▶ _Written task_
Below is a block of records: output all of them exactly and leave out the pictures.

▶ _Data for the task_
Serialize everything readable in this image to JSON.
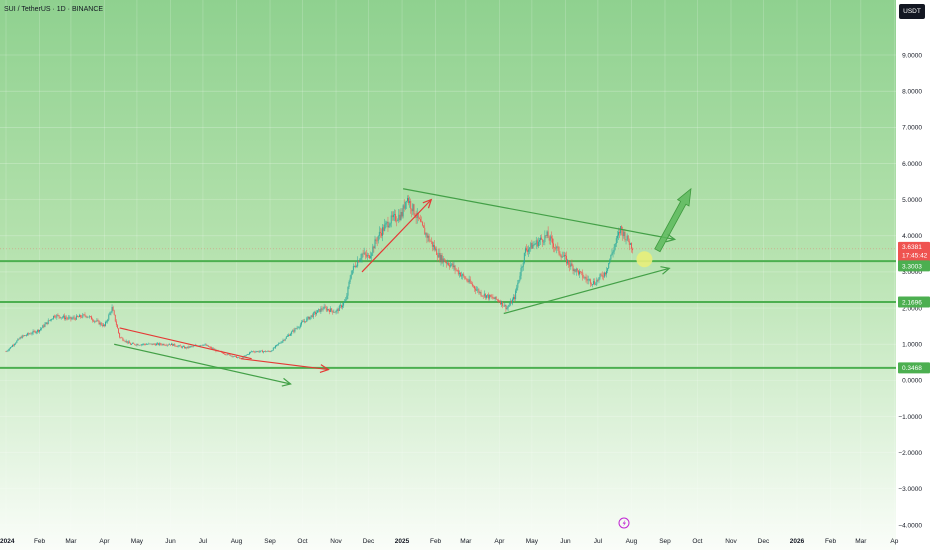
{
  "header": {
    "symbol_title": "SUI / TetherUS · 1D · BINANCE",
    "currency": "USDT"
  },
  "colors": {
    "background_top": "#8fd18f",
    "background_bottom": "#ffffff",
    "up_candle": "#26a69a",
    "down_candle": "#ef5350",
    "level_line": "#4caf50",
    "trend_line_green": "#43a047",
    "trend_line_red": "#e53935",
    "current_price_badge": "#ef5350",
    "level_badge": "#4caf50",
    "highlight_circle": "#e8ee7a",
    "projection_arrow": "#5cb85c"
  },
  "chart_data": {
    "type": "candlestick",
    "title": "",
    "xlabel": "",
    "ylabel": "",
    "y_axis_label": "USDT",
    "ylim": [
      -4,
      10.5
    ],
    "y_ticks": [
      9,
      8,
      7,
      6,
      5,
      4,
      3,
      2,
      1,
      0,
      -1,
      -2,
      -3,
      -4
    ],
    "y_tick_labels": [
      "9.0000",
      "8.0000",
      "7.0000",
      "6.0000",
      "5.0000",
      "4.0000",
      "3.0000",
      "2.0000",
      "1.0000",
      "0.0000",
      "−1.0000",
      "−2.0000",
      "−3.0000",
      "−4.0000"
    ],
    "x_tick_labels": [
      "2024",
      "Feb",
      "Mar",
      "Apr",
      "May",
      "Jun",
      "Jul",
      "Aug",
      "Sep",
      "Oct",
      "Nov",
      "Dec",
      "2025",
      "Feb",
      "Mar",
      "Apr",
      "May",
      "Jun",
      "Jul",
      "Aug",
      "Sep",
      "Oct",
      "Nov",
      "Dec",
      "2026",
      "Feb",
      "Mar",
      "Ap"
    ],
    "bold_x_ticks": [
      "2024",
      "2025",
      "2026"
    ],
    "price_path": [
      [
        "2024-01-01",
        0.8
      ],
      [
        "2024-01-15",
        1.2
      ],
      [
        "2024-02-01",
        1.4
      ],
      [
        "2024-02-15",
        1.8
      ],
      [
        "2024-03-01",
        1.7
      ],
      [
        "2024-03-15",
        1.8
      ],
      [
        "2024-04-01",
        1.5
      ],
      [
        "2024-04-08",
        2.0
      ],
      [
        "2024-04-15",
        1.2
      ],
      [
        "2024-04-25",
        1.0
      ],
      [
        "2024-05-15",
        1.0
      ],
      [
        "2024-06-01",
        1.0
      ],
      [
        "2024-06-15",
        0.9
      ],
      [
        "2024-07-01",
        1.0
      ],
      [
        "2024-07-15",
        0.8
      ],
      [
        "2024-08-05",
        0.6
      ],
      [
        "2024-08-15",
        0.8
      ],
      [
        "2024-09-01",
        0.8
      ],
      [
        "2024-09-20",
        1.3
      ],
      [
        "2024-10-01",
        1.6
      ],
      [
        "2024-10-10",
        1.8
      ],
      [
        "2024-10-20",
        2.0
      ],
      [
        "2024-11-01",
        1.9
      ],
      [
        "2024-11-10",
        2.2
      ],
      [
        "2024-11-15",
        3.0
      ],
      [
        "2024-11-25",
        3.5
      ],
      [
        "2024-12-01",
        3.4
      ],
      [
        "2024-12-10",
        4.0
      ],
      [
        "2024-12-20",
        4.4
      ],
      [
        "2025-01-01",
        4.6
      ],
      [
        "2025-01-05",
        5.1
      ],
      [
        "2025-01-10",
        4.8
      ],
      [
        "2025-01-20",
        4.2
      ],
      [
        "2025-01-28",
        3.8
      ],
      [
        "2025-02-05",
        3.4
      ],
      [
        "2025-02-15",
        3.2
      ],
      [
        "2025-03-01",
        2.8
      ],
      [
        "2025-03-15",
        2.4
      ],
      [
        "2025-04-01",
        2.2
      ],
      [
        "2025-04-08",
        2.0
      ],
      [
        "2025-04-15",
        2.3
      ],
      [
        "2025-04-25",
        3.6
      ],
      [
        "2025-05-05",
        3.8
      ],
      [
        "2025-05-15",
        4.0
      ],
      [
        "2025-05-25",
        3.6
      ],
      [
        "2025-06-05",
        3.2
      ],
      [
        "2025-06-20",
        2.8
      ],
      [
        "2025-06-28",
        2.7
      ],
      [
        "2025-07-08",
        3.0
      ],
      [
        "2025-07-15",
        3.6
      ],
      [
        "2025-07-22",
        4.2
      ],
      [
        "2025-07-28",
        3.9
      ],
      [
        "2025-08-03",
        3.64
      ]
    ],
    "current_price": {
      "value": "3.6381",
      "countdown": "17:45:42"
    },
    "horizontal_levels": [
      {
        "value": 3.3003,
        "label": "3.3003"
      },
      {
        "value": 2.1696,
        "label": "2.1696"
      },
      {
        "value": 0.3468,
        "label": "0.3468"
      }
    ],
    "drawings": [
      {
        "name": "channel-upper-red",
        "color": "red",
        "from": [
          "2024-04-15",
          1.45
        ],
        "to": [
          "2024-08-15",
          0.6
        ]
      },
      {
        "name": "channel-lower-green",
        "color": "green",
        "from": [
          "2024-04-10",
          1.0
        ],
        "to": [
          "2024-09-20",
          -0.1
        ],
        "arrow": true
      },
      {
        "name": "projection-red",
        "color": "red",
        "from": [
          "2024-08-05",
          0.6
        ],
        "to": [
          "2024-10-25",
          0.3
        ],
        "arrow": true
      },
      {
        "name": "impulse-red",
        "color": "red",
        "from": [
          "2024-11-25",
          3.0
        ],
        "to": [
          "2025-01-28",
          5.0
        ],
        "arrow": true
      },
      {
        "name": "wedge-upper-green",
        "color": "green",
        "from": [
          "2025-01-02",
          5.3
        ],
        "to": [
          "2025-09-10",
          3.9
        ],
        "arrow": true
      },
      {
        "name": "wedge-lower-green",
        "color": "green",
        "from": [
          "2025-04-05",
          1.85
        ],
        "to": [
          "2025-09-05",
          3.1
        ],
        "arrow": true
      }
    ],
    "projection_arrow": {
      "from": [
        "2025-08-25",
        3.6
      ],
      "to": [
        "2025-09-25",
        5.3
      ]
    },
    "highlight": {
      "date": "2025-08-13",
      "value": 3.35
    }
  }
}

▶ _The reply_
Serialize everything readable in this image to JSON.
{
  "header": {
    "symbol_title": "SUI / TetherUS · 1D · BINANCE",
    "currency": "USDT"
  },
  "colors": {
    "background_top": "#8fd18f",
    "background_bottom": "#ffffff",
    "up_candle": "#26a69a",
    "down_candle": "#ef5350",
    "level_line": "#4caf50",
    "trend_line_green": "#43a047",
    "trend_line_red": "#e53935",
    "current_price_badge": "#ef5350",
    "level_badge": "#4caf50",
    "highlight_circle": "#e8ee7a",
    "projection_arrow": "#5cb85c"
  },
  "chart_data": {
    "type": "candlestick",
    "title": "",
    "xlabel": "",
    "ylabel": "",
    "y_axis_label": "USDT",
    "ylim": [
      -4,
      10.5
    ],
    "y_ticks": [
      9,
      8,
      7,
      6,
      5,
      4,
      3,
      2,
      1,
      0,
      -1,
      -2,
      -3,
      -4
    ],
    "y_tick_labels": [
      "9.0000",
      "8.0000",
      "7.0000",
      "6.0000",
      "5.0000",
      "4.0000",
      "3.0000",
      "2.0000",
      "1.0000",
      "0.0000",
      "−1.0000",
      "−2.0000",
      "−3.0000",
      "−4.0000"
    ],
    "x_tick_labels": [
      "2024",
      "Feb",
      "Mar",
      "Apr",
      "May",
      "Jun",
      "Jul",
      "Aug",
      "Sep",
      "Oct",
      "Nov",
      "Dec",
      "2025",
      "Feb",
      "Mar",
      "Apr",
      "May",
      "Jun",
      "Jul",
      "Aug",
      "Sep",
      "Oct",
      "Nov",
      "Dec",
      "2026",
      "Feb",
      "Mar",
      "Ap"
    ],
    "bold_x_ticks": [
      "2024",
      "2025",
      "2026"
    ],
    "price_path": [
      [
        "2024-01-01",
        0.8
      ],
      [
        "2024-01-15",
        1.2
      ],
      [
        "2024-02-01",
        1.4
      ],
      [
        "2024-02-15",
        1.8
      ],
      [
        "2024-03-01",
        1.7
      ],
      [
        "2024-03-15",
        1.8
      ],
      [
        "2024-04-01",
        1.5
      ],
      [
        "2024-04-08",
        2.0
      ],
      [
        "2024-04-15",
        1.2
      ],
      [
        "2024-04-25",
        1.0
      ],
      [
        "2024-05-15",
        1.0
      ],
      [
        "2024-06-01",
        1.0
      ],
      [
        "2024-06-15",
        0.9
      ],
      [
        "2024-07-01",
        1.0
      ],
      [
        "2024-07-15",
        0.8
      ],
      [
        "2024-08-05",
        0.6
      ],
      [
        "2024-08-15",
        0.8
      ],
      [
        "2024-09-01",
        0.8
      ],
      [
        "2024-09-20",
        1.3
      ],
      [
        "2024-10-01",
        1.6
      ],
      [
        "2024-10-10",
        1.8
      ],
      [
        "2024-10-20",
        2.0
      ],
      [
        "2024-11-01",
        1.9
      ],
      [
        "2024-11-10",
        2.2
      ],
      [
        "2024-11-15",
        3.0
      ],
      [
        "2024-11-25",
        3.5
      ],
      [
        "2024-12-01",
        3.4
      ],
      [
        "2024-12-10",
        4.0
      ],
      [
        "2024-12-20",
        4.4
      ],
      [
        "2025-01-01",
        4.6
      ],
      [
        "2025-01-05",
        5.1
      ],
      [
        "2025-01-10",
        4.8
      ],
      [
        "2025-01-20",
        4.2
      ],
      [
        "2025-01-28",
        3.8
      ],
      [
        "2025-02-05",
        3.4
      ],
      [
        "2025-02-15",
        3.2
      ],
      [
        "2025-03-01",
        2.8
      ],
      [
        "2025-03-15",
        2.4
      ],
      [
        "2025-04-01",
        2.2
      ],
      [
        "2025-04-08",
        2.0
      ],
      [
        "2025-04-15",
        2.3
      ],
      [
        "2025-04-25",
        3.6
      ],
      [
        "2025-05-05",
        3.8
      ],
      [
        "2025-05-15",
        4.0
      ],
      [
        "2025-05-25",
        3.6
      ],
      [
        "2025-06-05",
        3.2
      ],
      [
        "2025-06-20",
        2.8
      ],
      [
        "2025-06-28",
        2.7
      ],
      [
        "2025-07-08",
        3.0
      ],
      [
        "2025-07-15",
        3.6
      ],
      [
        "2025-07-22",
        4.2
      ],
      [
        "2025-07-28",
        3.9
      ],
      [
        "2025-08-03",
        3.64
      ]
    ],
    "current_price": {
      "value": "3.6381",
      "countdown": "17:45:42"
    },
    "horizontal_levels": [
      {
        "value": 3.3003,
        "label": "3.3003"
      },
      {
        "value": 2.1696,
        "label": "2.1696"
      },
      {
        "value": 0.3468,
        "label": "0.3468"
      }
    ],
    "drawings": [
      {
        "name": "channel-upper-red",
        "color": "red",
        "from": [
          "2024-04-15",
          1.45
        ],
        "to": [
          "2024-08-15",
          0.6
        ]
      },
      {
        "name": "channel-lower-green",
        "color": "green",
        "from": [
          "2024-04-10",
          1.0
        ],
        "to": [
          "2024-09-20",
          -0.1
        ],
        "arrow": true
      },
      {
        "name": "projection-red",
        "color": "red",
        "from": [
          "2024-08-05",
          0.6
        ],
        "to": [
          "2024-10-25",
          0.3
        ],
        "arrow": true
      },
      {
        "name": "impulse-red",
        "color": "red",
        "from": [
          "2024-11-25",
          3.0
        ],
        "to": [
          "2025-01-28",
          5.0
        ],
        "arrow": true
      },
      {
        "name": "wedge-upper-green",
        "color": "green",
        "from": [
          "2025-01-02",
          5.3
        ],
        "to": [
          "2025-09-10",
          3.9
        ],
        "arrow": true
      },
      {
        "name": "wedge-lower-green",
        "color": "green",
        "from": [
          "2025-04-05",
          1.85
        ],
        "to": [
          "2025-09-05",
          3.1
        ],
        "arrow": true
      }
    ],
    "projection_arrow": {
      "from": [
        "2025-08-25",
        3.6
      ],
      "to": [
        "2025-09-25",
        5.3
      ]
    },
    "highlight": {
      "date": "2025-08-13",
      "value": 3.35
    }
  }
}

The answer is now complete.